» What you have to do:
Tally each line where the word "سعيد" occurs, then give only the total.

(Collected data)

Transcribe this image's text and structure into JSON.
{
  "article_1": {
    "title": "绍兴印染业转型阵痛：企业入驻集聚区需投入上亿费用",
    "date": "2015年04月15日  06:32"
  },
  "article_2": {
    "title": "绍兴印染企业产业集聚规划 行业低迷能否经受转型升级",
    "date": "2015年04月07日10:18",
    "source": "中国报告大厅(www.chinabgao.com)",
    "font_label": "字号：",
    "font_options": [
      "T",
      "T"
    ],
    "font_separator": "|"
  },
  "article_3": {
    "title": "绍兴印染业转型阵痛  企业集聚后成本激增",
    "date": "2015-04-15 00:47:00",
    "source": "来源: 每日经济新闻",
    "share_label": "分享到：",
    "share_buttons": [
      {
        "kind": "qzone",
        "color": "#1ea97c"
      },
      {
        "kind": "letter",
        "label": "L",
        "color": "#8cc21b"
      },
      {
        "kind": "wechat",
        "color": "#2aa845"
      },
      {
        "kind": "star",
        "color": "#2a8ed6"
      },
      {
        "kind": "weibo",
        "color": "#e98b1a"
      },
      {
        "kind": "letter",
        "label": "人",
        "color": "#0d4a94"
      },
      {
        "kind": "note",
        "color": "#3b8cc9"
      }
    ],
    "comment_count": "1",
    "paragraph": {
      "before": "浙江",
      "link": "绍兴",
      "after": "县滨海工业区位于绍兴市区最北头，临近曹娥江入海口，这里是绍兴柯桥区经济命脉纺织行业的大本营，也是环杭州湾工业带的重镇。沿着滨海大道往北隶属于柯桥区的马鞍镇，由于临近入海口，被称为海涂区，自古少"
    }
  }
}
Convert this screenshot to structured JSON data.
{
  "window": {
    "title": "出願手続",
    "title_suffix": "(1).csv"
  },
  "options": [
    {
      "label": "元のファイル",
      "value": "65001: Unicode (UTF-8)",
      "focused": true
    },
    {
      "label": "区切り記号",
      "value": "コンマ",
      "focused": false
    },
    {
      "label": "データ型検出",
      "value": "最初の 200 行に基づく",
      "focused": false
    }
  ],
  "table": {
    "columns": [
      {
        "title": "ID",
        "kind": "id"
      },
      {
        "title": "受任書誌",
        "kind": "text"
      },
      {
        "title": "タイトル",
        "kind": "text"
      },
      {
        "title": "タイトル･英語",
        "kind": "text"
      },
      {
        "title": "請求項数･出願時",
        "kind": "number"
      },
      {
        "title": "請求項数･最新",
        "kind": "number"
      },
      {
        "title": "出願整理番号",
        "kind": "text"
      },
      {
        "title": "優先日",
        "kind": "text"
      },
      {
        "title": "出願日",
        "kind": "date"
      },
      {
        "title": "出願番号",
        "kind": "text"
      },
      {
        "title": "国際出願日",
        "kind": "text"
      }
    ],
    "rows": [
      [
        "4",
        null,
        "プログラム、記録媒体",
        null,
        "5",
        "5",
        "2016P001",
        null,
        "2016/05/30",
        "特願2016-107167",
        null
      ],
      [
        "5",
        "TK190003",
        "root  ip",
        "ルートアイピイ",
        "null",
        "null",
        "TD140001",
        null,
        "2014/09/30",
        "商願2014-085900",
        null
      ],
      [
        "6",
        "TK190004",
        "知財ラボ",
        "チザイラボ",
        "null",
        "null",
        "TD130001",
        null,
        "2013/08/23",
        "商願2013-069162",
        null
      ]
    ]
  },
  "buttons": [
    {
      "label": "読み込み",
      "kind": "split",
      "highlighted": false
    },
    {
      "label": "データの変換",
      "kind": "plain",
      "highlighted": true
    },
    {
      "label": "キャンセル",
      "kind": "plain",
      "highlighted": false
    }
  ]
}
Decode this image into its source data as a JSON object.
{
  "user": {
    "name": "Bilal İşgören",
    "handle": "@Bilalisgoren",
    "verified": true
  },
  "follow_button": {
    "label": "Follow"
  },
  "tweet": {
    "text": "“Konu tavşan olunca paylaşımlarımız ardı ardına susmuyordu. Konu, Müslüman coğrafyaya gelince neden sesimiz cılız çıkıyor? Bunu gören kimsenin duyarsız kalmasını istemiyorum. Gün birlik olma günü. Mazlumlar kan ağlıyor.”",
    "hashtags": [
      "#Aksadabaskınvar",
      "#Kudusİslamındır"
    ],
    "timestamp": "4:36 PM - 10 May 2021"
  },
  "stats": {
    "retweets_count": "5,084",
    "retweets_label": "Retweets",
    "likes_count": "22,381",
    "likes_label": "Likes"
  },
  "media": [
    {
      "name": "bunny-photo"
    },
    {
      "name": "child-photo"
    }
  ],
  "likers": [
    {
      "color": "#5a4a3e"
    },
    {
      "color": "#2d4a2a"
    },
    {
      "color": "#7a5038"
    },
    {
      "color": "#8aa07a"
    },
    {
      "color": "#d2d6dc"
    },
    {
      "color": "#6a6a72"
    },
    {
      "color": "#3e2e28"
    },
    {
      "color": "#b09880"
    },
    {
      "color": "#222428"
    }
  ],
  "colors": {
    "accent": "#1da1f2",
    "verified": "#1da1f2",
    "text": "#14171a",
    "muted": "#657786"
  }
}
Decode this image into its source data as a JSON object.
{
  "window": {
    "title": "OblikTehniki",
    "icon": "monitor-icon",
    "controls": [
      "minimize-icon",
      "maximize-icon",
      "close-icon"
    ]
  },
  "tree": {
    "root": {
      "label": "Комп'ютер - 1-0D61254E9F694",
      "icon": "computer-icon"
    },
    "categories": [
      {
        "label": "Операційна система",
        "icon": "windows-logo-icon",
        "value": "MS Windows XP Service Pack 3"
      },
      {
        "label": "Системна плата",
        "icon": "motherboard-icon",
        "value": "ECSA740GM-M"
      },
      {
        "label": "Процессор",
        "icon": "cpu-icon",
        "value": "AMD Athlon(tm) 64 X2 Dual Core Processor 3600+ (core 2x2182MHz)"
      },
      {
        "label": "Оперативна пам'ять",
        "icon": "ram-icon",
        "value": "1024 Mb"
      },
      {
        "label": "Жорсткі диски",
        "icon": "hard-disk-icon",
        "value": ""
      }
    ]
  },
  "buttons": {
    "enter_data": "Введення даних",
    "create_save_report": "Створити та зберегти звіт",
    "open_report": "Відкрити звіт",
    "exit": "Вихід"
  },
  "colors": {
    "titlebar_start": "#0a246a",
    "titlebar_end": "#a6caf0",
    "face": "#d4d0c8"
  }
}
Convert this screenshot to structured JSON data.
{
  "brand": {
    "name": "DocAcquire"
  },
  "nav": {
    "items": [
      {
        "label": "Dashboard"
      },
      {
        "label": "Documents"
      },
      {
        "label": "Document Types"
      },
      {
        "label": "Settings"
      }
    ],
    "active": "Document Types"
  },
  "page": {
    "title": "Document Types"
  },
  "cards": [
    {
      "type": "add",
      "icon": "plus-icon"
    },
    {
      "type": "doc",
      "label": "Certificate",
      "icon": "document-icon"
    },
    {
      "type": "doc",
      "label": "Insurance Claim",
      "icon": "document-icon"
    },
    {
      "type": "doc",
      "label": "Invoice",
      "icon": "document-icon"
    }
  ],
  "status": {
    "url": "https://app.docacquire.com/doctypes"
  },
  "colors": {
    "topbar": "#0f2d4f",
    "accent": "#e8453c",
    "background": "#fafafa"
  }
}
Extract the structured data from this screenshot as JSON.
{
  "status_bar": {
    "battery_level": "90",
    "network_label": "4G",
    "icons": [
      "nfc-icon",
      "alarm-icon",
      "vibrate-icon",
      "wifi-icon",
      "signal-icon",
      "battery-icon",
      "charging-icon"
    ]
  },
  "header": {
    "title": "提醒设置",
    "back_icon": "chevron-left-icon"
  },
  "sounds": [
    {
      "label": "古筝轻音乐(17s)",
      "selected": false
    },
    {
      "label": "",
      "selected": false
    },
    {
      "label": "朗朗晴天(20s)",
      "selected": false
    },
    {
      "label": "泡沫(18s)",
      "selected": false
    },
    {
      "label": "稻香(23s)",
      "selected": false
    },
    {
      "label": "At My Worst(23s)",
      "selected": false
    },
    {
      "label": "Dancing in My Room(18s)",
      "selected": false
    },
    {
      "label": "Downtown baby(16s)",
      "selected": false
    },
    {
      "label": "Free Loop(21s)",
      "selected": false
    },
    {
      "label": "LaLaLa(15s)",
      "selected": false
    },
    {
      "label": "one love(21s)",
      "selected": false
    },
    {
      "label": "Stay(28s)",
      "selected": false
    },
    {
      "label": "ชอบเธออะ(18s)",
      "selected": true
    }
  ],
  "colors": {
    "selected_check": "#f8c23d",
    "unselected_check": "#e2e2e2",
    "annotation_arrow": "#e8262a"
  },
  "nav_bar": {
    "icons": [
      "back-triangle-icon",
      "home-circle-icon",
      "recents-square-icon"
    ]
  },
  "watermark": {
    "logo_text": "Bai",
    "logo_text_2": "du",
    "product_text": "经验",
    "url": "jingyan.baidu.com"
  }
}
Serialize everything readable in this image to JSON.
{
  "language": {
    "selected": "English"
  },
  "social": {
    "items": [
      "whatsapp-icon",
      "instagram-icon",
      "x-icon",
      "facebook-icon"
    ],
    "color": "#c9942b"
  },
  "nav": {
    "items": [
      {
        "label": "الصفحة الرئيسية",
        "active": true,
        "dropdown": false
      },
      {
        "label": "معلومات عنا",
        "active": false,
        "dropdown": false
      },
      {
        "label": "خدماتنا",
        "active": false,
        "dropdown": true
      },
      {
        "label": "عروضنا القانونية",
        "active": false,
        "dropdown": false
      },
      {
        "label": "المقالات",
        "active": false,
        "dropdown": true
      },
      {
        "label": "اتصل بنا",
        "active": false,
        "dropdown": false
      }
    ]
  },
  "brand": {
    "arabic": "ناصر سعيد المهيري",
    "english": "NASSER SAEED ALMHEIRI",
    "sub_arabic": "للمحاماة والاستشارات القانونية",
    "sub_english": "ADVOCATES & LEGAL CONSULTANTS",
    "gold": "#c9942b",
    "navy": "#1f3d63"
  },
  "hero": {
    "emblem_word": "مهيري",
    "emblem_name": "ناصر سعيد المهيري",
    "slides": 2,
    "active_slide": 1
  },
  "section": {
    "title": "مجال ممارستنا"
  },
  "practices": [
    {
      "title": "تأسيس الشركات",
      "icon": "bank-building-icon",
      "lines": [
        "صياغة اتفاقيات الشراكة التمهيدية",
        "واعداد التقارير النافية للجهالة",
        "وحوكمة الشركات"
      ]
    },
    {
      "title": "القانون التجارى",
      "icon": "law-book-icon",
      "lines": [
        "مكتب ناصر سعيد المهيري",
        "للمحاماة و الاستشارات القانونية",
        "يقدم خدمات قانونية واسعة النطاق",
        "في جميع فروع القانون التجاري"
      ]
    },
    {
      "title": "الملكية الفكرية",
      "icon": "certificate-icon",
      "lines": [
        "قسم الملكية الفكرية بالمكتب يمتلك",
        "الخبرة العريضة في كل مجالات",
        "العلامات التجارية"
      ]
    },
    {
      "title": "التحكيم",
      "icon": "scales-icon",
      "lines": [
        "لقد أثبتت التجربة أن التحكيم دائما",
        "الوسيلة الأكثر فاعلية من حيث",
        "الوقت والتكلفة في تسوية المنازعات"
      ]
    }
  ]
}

» The result:
3